TO BE DONE:
Look for "text" in the listing below. Gather each line that contains it.

RECORD LIST:
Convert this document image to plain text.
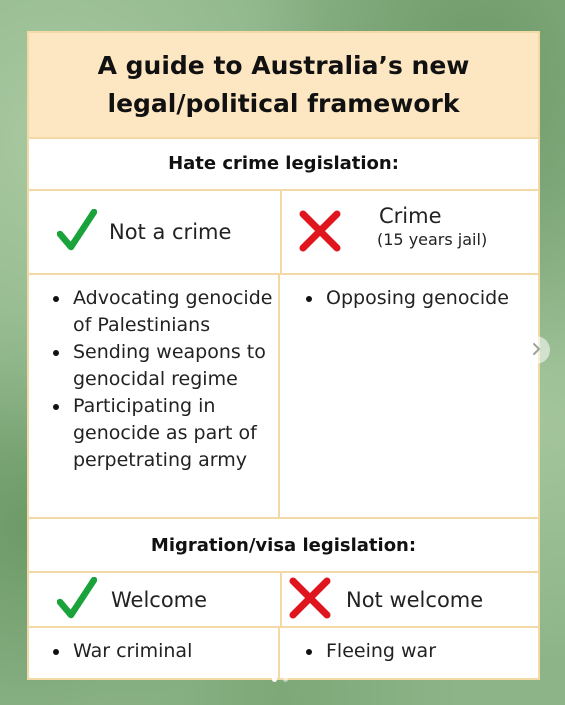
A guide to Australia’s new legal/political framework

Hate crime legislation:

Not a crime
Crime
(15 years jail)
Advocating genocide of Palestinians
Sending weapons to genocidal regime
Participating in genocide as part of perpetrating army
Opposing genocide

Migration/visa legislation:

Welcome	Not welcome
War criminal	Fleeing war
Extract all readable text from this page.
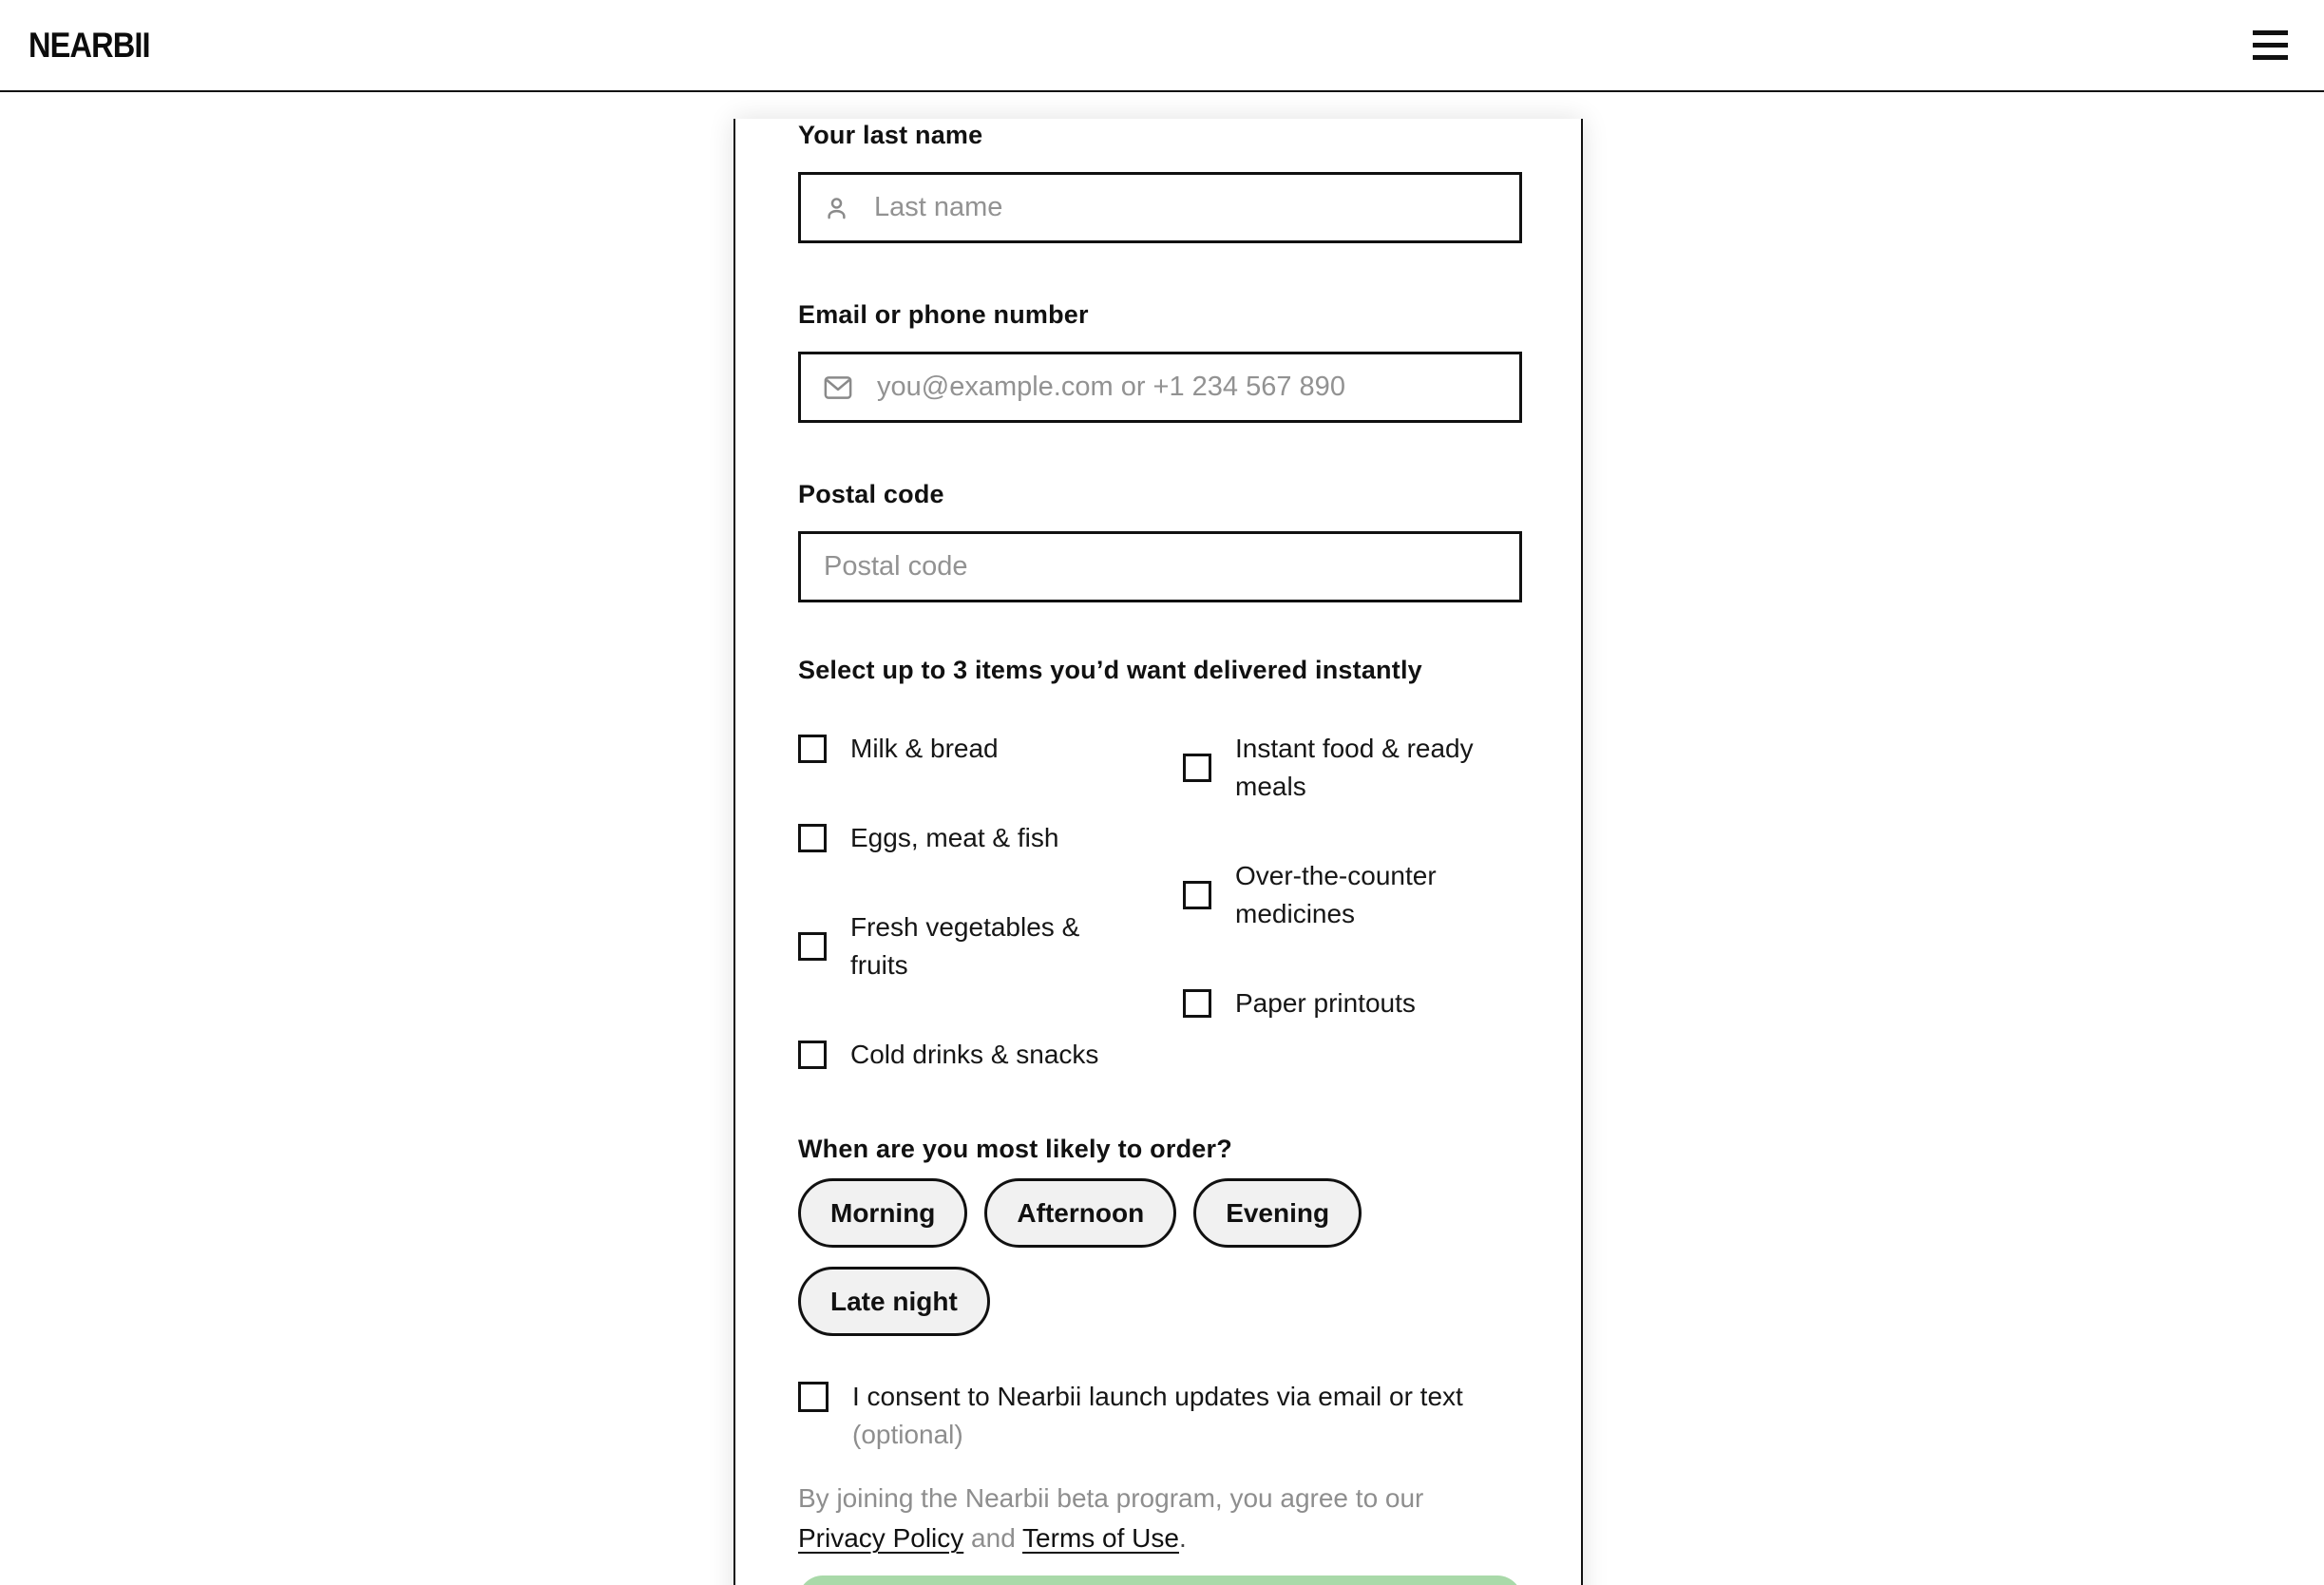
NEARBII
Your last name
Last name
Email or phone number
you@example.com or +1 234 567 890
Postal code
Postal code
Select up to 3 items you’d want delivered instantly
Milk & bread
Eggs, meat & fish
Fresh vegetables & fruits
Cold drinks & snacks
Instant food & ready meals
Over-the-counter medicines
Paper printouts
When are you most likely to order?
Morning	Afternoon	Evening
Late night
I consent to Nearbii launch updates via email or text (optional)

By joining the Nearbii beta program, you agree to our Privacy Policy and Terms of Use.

RESULT:
Convert this document image to plain text.
Extract all readable text from this page.
I consent to Nearbii launch updates via email or text (optional)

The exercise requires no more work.